• _Saved data entries_:
━━━━━━

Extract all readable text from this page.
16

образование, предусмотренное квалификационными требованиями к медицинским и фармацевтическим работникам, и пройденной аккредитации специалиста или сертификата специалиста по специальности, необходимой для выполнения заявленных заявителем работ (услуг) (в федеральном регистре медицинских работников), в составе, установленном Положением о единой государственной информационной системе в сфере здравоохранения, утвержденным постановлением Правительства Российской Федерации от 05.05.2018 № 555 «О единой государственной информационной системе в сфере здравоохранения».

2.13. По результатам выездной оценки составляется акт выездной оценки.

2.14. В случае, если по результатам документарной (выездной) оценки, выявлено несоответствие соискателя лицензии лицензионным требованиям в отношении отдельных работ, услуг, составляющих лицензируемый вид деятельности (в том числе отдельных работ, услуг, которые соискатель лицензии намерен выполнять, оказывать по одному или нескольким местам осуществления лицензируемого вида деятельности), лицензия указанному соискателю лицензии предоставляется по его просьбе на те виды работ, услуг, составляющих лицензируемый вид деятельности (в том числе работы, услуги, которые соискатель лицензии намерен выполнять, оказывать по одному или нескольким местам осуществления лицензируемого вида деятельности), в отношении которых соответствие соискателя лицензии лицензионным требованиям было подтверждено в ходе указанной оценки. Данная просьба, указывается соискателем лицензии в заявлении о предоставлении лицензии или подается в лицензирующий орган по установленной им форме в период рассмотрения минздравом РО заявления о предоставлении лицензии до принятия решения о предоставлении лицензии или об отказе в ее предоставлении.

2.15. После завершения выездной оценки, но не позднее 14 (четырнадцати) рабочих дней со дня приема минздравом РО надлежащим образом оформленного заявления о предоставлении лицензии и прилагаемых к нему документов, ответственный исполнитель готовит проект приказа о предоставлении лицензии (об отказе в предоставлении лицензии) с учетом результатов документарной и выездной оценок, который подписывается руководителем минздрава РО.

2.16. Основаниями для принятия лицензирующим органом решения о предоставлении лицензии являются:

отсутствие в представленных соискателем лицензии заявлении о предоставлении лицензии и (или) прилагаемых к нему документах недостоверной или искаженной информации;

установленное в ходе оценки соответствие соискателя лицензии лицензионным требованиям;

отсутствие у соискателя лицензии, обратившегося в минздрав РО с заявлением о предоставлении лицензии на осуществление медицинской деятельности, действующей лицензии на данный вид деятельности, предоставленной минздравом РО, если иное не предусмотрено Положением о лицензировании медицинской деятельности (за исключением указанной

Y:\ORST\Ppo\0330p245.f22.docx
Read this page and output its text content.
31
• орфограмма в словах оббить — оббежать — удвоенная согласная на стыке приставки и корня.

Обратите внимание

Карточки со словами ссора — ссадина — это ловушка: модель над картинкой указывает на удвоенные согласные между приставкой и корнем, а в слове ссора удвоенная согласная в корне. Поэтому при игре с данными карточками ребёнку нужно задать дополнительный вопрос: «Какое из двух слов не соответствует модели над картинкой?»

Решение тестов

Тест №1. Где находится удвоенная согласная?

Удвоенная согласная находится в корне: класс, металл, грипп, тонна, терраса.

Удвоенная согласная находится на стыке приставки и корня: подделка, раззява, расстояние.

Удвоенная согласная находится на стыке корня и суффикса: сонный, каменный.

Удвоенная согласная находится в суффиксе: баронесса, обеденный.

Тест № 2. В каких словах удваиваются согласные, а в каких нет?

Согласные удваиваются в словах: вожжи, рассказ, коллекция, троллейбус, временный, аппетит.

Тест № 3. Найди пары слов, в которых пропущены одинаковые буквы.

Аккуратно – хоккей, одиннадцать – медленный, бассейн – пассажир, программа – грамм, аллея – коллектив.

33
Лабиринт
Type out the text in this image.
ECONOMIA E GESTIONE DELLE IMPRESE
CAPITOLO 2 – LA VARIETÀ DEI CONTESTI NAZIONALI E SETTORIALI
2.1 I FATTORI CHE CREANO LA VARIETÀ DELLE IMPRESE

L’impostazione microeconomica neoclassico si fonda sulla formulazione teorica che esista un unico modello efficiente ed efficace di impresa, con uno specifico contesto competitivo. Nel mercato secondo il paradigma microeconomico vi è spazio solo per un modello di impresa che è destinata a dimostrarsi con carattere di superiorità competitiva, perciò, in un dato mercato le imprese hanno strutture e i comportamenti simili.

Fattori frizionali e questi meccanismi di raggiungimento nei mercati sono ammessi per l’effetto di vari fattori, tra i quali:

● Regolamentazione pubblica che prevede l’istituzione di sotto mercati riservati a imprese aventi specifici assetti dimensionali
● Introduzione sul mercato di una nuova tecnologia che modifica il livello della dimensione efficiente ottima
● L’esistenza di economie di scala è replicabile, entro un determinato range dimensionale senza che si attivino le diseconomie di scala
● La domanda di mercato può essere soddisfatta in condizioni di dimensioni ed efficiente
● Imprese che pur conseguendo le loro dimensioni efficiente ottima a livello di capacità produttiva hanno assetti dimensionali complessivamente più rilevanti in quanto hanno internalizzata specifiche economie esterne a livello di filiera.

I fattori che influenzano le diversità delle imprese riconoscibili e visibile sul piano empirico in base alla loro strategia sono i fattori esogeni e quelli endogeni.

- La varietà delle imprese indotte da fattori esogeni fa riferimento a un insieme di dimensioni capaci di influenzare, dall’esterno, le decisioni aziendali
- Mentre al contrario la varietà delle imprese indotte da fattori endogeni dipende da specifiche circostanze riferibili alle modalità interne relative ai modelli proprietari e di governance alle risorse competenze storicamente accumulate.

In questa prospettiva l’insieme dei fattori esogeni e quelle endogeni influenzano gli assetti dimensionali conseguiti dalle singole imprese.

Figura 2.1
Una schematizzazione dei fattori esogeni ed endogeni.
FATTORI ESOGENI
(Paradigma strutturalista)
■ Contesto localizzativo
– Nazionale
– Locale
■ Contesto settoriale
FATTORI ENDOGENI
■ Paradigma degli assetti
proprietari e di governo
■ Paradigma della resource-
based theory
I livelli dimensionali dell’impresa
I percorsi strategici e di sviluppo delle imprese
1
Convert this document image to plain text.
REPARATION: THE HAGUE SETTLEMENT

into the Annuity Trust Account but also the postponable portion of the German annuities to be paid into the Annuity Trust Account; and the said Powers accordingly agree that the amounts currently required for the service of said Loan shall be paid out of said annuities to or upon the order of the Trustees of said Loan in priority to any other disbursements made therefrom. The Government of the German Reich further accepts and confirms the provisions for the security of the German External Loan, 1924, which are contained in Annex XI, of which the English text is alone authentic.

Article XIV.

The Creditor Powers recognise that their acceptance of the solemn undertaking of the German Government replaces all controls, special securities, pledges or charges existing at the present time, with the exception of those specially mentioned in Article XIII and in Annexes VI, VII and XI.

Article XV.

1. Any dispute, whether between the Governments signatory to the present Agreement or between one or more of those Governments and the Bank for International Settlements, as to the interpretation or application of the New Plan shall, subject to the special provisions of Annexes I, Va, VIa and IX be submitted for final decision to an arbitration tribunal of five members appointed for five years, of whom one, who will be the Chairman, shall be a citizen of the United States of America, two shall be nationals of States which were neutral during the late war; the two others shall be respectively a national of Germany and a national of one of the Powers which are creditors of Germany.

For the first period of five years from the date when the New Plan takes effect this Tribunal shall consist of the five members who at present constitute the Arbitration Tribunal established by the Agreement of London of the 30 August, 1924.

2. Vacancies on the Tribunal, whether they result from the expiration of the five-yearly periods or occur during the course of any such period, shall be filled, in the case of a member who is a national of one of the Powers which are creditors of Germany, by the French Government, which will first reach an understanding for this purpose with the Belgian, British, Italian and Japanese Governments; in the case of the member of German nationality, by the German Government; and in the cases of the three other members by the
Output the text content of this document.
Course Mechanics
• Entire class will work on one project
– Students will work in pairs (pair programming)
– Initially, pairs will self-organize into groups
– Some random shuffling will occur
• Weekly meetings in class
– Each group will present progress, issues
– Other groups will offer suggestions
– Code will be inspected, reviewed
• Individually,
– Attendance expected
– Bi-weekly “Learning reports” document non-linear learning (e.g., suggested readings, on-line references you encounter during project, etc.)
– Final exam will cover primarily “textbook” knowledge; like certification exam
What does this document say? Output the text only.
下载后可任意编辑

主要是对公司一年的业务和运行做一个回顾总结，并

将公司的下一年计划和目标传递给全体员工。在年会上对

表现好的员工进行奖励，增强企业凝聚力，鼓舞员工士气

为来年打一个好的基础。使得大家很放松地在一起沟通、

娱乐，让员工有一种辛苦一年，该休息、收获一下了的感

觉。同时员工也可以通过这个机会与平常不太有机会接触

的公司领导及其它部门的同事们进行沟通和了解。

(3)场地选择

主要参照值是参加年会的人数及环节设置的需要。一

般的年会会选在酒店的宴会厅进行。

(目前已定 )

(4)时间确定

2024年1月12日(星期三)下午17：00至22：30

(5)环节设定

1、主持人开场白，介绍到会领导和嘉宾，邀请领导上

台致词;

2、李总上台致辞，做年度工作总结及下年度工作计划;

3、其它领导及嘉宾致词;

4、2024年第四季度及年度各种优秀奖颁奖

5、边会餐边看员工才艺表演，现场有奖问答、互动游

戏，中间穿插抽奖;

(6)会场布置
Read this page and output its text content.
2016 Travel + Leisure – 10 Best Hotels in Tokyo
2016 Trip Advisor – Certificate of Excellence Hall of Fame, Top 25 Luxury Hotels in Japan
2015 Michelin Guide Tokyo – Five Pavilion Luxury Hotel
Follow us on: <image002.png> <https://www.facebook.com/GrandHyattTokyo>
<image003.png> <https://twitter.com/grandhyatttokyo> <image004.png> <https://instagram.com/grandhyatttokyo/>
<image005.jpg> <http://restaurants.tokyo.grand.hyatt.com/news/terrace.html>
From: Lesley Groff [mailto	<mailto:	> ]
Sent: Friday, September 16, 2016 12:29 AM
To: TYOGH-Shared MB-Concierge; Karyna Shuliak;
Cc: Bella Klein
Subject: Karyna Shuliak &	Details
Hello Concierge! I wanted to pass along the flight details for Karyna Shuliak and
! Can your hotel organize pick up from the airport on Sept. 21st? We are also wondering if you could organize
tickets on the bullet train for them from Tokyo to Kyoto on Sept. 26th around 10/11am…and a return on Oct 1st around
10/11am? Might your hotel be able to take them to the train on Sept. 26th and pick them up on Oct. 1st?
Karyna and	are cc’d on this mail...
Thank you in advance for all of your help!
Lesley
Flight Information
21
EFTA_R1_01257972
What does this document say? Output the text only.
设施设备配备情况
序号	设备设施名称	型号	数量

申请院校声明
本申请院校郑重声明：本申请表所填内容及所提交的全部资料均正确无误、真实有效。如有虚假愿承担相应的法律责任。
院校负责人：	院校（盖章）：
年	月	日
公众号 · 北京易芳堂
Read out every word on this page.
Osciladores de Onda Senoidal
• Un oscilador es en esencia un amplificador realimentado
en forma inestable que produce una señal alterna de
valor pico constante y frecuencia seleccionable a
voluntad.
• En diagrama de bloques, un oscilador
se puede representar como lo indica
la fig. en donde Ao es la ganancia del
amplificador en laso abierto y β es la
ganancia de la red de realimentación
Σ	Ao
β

━━━━━━

• _What to do_:
Extract each line from the entries above that contains the string "years".

• _Solution below_:
1. Any dispute, whether between the Governments signatory to the present Agreement or between one or more of those Governments and the Bank for International Settlements, as to the interpretation or application of the New Plan shall, subject to the special provisions of Annexes I, Va, VIa and IX be submitted for final decision to an arbitration tribunal of five members appointed for five years, of whom one, who will be the Chairman, shall be a citizen of the United States of America, two shall be nationals of States which were neutral during the late war; the two others shall be respectively a national of Germany and a national of one of the Powers which are creditors of Germany.
For the first period of five years from the date when the New Plan takes effect this Tribunal shall consist of the five members who at present constitute the Arbitration Tribunal established by the Agreement of London of the 30 August, 1924.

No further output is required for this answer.